**WORK INSTRUCTIONS:** Look through the data below and report how many lines include "Dolby". Only the number should be given.

**PROVIDED RECORDS:**
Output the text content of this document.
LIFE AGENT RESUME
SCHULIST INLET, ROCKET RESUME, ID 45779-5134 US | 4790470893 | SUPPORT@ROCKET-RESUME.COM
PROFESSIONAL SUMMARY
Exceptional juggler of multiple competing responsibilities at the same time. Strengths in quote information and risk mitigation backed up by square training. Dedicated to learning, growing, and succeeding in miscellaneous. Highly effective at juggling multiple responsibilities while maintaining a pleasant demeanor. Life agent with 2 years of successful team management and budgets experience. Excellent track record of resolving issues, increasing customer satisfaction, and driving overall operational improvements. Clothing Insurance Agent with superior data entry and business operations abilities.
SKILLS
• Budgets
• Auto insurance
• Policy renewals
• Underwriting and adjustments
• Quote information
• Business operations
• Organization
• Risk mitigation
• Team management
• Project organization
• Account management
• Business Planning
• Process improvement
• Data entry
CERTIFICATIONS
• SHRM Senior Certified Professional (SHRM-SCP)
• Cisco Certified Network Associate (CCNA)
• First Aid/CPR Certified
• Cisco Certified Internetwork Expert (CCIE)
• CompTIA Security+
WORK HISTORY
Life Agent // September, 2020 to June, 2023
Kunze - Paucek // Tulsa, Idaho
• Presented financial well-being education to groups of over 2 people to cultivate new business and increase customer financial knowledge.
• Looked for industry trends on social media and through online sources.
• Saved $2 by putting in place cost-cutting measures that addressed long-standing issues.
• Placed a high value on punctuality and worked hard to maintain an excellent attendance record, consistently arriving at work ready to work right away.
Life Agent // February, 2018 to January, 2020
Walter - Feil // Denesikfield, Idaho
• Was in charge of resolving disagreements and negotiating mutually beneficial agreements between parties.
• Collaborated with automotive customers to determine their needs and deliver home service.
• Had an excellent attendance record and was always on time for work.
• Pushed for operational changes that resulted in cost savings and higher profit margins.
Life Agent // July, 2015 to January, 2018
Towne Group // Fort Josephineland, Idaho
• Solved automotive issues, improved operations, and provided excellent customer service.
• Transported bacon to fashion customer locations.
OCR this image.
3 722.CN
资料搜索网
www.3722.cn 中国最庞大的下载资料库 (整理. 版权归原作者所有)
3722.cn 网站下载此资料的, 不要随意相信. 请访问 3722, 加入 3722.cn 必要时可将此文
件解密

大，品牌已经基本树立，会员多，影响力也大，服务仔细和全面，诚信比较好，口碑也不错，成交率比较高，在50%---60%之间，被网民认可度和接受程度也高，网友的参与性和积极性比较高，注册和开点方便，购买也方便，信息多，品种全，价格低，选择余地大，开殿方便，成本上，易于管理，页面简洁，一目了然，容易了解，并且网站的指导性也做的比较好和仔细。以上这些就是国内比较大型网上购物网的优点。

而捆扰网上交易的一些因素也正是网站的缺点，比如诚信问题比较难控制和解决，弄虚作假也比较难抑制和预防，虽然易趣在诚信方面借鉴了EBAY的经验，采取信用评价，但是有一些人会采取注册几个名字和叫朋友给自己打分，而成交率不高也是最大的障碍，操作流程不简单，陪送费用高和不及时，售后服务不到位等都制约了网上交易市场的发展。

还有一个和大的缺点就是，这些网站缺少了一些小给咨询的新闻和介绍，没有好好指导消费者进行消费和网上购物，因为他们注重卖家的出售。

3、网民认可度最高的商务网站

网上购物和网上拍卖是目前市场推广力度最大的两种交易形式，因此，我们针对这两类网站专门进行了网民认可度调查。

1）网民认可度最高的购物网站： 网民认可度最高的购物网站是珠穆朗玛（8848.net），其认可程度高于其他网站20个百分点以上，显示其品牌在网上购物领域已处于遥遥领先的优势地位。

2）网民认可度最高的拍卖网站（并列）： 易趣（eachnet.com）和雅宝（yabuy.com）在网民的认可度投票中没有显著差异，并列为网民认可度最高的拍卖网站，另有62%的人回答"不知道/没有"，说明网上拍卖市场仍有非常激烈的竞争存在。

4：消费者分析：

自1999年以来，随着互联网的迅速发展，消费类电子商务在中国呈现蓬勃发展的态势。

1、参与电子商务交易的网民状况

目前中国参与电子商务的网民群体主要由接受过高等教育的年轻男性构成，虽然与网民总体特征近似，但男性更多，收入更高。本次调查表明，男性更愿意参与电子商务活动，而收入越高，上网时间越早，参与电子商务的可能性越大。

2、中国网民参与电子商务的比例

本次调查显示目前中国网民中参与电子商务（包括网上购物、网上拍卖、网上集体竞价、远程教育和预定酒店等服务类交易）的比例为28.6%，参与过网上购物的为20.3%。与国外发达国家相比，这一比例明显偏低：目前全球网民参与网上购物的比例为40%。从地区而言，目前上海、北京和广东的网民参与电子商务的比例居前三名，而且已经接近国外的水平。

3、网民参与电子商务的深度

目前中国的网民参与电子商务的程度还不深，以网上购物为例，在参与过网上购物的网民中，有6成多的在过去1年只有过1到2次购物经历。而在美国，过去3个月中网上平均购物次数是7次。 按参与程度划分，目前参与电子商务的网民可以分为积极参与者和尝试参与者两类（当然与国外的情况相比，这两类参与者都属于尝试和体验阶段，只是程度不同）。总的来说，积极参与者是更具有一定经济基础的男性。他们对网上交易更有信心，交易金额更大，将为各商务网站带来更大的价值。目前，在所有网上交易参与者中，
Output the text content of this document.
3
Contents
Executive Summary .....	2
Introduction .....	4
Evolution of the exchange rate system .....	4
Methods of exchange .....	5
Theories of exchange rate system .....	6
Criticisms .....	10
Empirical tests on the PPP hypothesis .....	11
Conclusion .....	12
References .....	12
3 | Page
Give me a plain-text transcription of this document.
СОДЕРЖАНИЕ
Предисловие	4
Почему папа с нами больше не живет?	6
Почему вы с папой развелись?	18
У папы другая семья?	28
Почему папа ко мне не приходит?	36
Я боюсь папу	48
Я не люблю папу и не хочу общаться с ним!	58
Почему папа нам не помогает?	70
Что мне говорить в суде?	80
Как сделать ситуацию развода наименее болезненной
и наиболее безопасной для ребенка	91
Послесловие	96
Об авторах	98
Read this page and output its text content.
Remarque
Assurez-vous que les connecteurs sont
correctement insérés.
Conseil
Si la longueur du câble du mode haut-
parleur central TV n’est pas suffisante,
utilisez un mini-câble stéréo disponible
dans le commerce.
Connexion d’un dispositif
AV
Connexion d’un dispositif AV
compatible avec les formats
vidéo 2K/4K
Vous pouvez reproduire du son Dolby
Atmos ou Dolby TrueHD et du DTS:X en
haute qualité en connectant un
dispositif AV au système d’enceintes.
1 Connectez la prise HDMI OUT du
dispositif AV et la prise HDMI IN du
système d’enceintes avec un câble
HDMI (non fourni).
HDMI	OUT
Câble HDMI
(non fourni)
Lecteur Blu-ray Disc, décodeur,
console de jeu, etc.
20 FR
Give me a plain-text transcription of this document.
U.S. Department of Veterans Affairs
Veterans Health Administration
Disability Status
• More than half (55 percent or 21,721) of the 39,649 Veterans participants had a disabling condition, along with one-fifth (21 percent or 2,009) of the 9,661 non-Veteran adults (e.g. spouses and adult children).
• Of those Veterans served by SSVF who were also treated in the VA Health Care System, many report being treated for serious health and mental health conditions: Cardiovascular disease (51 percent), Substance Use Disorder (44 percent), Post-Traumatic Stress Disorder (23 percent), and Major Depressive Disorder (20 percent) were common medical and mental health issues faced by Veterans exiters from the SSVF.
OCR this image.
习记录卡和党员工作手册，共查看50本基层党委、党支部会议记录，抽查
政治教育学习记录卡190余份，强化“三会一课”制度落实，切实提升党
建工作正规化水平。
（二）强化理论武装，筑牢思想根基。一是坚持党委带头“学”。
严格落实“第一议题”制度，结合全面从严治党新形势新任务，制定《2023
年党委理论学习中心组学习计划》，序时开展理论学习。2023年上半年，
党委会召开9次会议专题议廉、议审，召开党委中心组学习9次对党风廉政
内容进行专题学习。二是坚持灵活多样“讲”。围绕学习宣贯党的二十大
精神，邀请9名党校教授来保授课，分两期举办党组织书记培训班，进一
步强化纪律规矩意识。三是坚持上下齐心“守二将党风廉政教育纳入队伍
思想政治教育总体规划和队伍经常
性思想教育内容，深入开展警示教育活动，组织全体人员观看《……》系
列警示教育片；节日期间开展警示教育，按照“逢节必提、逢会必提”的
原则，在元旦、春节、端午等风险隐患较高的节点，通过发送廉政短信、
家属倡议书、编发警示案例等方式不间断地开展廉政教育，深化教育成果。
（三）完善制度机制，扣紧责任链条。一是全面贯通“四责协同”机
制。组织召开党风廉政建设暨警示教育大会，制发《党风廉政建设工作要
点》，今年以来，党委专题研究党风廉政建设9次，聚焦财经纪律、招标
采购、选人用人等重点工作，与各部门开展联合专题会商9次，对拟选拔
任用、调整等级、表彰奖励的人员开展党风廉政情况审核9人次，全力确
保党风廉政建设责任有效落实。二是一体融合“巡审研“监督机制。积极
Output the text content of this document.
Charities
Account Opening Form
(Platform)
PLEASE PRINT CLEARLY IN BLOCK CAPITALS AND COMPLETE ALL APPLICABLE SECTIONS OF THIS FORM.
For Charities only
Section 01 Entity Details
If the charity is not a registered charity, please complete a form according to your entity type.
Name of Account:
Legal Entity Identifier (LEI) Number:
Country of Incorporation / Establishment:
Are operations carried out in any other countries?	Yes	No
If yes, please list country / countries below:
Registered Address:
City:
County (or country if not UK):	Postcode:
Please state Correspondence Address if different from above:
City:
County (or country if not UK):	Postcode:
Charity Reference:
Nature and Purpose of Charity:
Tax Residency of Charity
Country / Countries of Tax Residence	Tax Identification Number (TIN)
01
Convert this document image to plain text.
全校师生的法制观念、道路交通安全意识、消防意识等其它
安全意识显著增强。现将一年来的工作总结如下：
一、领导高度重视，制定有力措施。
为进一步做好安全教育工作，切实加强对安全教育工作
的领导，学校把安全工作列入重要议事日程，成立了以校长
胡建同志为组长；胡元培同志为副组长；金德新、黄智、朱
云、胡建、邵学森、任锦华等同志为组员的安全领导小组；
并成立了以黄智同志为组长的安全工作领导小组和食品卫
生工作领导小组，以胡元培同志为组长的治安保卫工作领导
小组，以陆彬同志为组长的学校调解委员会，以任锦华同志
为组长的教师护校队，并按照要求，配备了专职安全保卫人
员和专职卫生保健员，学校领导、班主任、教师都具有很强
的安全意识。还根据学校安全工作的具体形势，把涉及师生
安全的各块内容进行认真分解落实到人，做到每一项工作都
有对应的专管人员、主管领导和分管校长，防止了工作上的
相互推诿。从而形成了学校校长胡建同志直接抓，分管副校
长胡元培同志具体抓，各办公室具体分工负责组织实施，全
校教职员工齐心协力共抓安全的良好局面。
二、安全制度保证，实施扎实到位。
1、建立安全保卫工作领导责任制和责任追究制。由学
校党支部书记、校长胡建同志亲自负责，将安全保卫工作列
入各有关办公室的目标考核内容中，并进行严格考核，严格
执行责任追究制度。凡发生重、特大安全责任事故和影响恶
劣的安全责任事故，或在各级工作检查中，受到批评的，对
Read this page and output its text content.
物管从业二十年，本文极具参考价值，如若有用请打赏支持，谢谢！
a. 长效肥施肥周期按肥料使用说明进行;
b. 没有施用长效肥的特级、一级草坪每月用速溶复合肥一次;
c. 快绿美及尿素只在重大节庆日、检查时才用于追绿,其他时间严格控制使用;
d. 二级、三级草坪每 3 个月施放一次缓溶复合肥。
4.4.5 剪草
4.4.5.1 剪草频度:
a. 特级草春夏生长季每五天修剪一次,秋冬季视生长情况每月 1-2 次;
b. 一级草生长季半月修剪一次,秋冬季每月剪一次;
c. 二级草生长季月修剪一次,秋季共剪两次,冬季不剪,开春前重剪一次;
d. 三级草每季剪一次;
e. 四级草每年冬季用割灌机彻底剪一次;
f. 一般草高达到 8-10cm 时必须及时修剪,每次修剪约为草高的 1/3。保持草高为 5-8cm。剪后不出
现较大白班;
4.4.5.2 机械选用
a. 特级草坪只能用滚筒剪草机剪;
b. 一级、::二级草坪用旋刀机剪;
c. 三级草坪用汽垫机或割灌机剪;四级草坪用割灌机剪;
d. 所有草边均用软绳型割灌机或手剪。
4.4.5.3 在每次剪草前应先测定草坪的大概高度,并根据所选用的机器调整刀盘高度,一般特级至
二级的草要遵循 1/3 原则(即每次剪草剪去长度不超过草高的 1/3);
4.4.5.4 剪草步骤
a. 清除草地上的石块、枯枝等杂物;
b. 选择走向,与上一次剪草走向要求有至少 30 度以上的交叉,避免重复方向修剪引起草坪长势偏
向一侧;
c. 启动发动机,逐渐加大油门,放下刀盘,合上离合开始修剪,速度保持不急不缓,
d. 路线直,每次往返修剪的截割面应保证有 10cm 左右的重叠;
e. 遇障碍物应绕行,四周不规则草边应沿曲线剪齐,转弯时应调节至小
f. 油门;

**OUTPUT FOR THIS EXERCISE:** 2